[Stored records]
═══

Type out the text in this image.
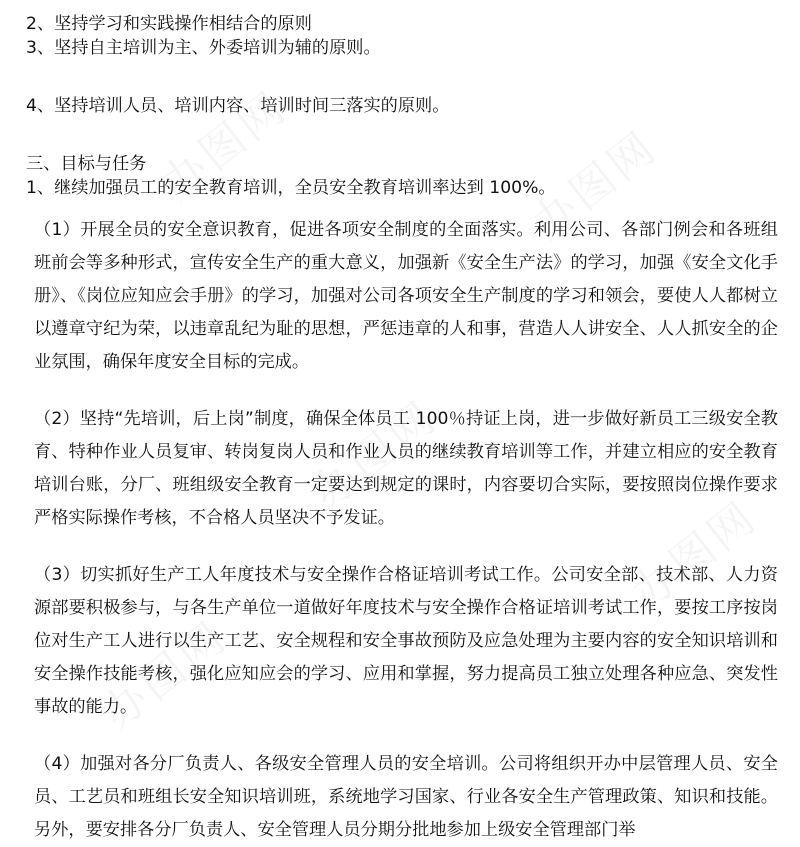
2、坚持学习和实践操作相结合的原则

3、坚持自主培训为主、外委培训为辅的原则。

4、坚持培训人员、培训内容、培训时间三落实的原则。

三、目标与任务

1、继续加强员工的安全教育培训，全员安全教育培训率达到 100%。

（1）开展全员的安全意识教育，促进各项安全制度的全面落实。利用公司、各部门例会和各班组班前会等多种形式，宣传安全生产的重大意义，加强新《安全生产法》的学习，加强《安全文化手册》、《岗位应知应会手册》的学习，加强对公司各项安全生产制度的学习和领会，要使人人都树立以遵章守纪为荣，以违章乱纪为耻的思想，严惩违章的人和事，营造人人讲安全、人人抓安全的企业氛围，确保年度安全目标的完成。

（2）坚持“先培训，后上岗”制度，确保全体员工 100％持证上岗，进一步做好新员工三级安全教育、特种作业人员复审、转岗复岗人员和作业人员的继续教育培训等工作，并建立相应的安全教育培训台账，分厂、班组级安全教育一定要达到规定的课时，内容要切合实际，要按照岗位操作要求严格实际操作考核，不合格人员坚决不予发证。

（3）切实抓好生产工人年度技术与安全操作合格证培训考试工作。公司安全部、技术部、人力资源部要积极参与，与各生产单位一道做好年度技术与安全操作合格证培训考试工作，要按工序按岗位对生产工人进行以生产工艺、安全规程和安全事故预防及应急处理为主要内容的安全知识培训和安全操作技能考核，强化应知应会的学习、应用和掌握，努力提高员工独立处理各种应急、突发性事故的能力。

（4）加强对各分厂负责人、各级安全管理人员的安全培训。公司将组织开办中层管理人员、安全员、工艺员和班组长安全知识培训班，系统地学习国家、行业各安全生产管理政策、知识和技能。另外，要安排各分厂负责人、安全管理人员分期分批地参加上级安全管理部门举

═══

## Goal
Without including any pictures, output all the entries above exactly.

## Exercise solution
Type out the text in this image.
2、坚持学习和实践操作相结合的原则

3、坚持自主培训为主、外委培训为辅的原则。

4、坚持培训人员、培训内容、培训时间三落实的原则。

三、目标与任务

1、继续加强员工的安全教育培训，全员安全教育培训率达到 100%。

（1）开展全员的安全意识教育，促进各项安全制度的全面落实。利用公司、各部门例会和各班组班前会等多种形式，宣传安全生产的重大意义，加强新《安全生产法》的学习，加强《安全文化手册》、《岗位应知应会手册》的学习，加强对公司各项安全生产制度的学习和领会，要使人人都树立以遵章守纪为荣，以违章乱纪为耻的思想，严惩违章的人和事，营造人人讲安全、人人抓安全的企业氛围，确保年度安全目标的完成。

（2）坚持“先培训，后上岗”制度，确保全体员工 100％持证上岗，进一步做好新员工三级安全教育、特种作业人员复审、转岗复岗人员和作业人员的继续教育培训等工作，并建立相应的安全教育培训台账，分厂、班组级安全教育一定要达到规定的课时，内容要切合实际，要按照岗位操作要求严格实际操作考核，不合格人员坚决不予发证。

（3）切实抓好生产工人年度技术与安全操作合格证培训考试工作。公司安全部、技术部、人力资源部要积极参与，与各生产单位一道做好年度技术与安全操作合格证培训考试工作，要按工序按岗位对生产工人进行以生产工艺、安全规程和安全事故预防及应急处理为主要内容的安全知识培训和安全操作技能考核，强化应知应会的学习、应用和掌握，努力提高员工独立处理各种应急、突发性事故的能力。

（4）加强对各分厂负责人、各级安全管理人员的安全培训。公司将组织开办中层管理人员、安全员、工艺员和班组长安全知识培训班，系统地学习国家、行业各安全生产管理政策、知识和技能。另外，要安排各分厂负责人、安全管理人员分期分批地参加上级安全管理部门举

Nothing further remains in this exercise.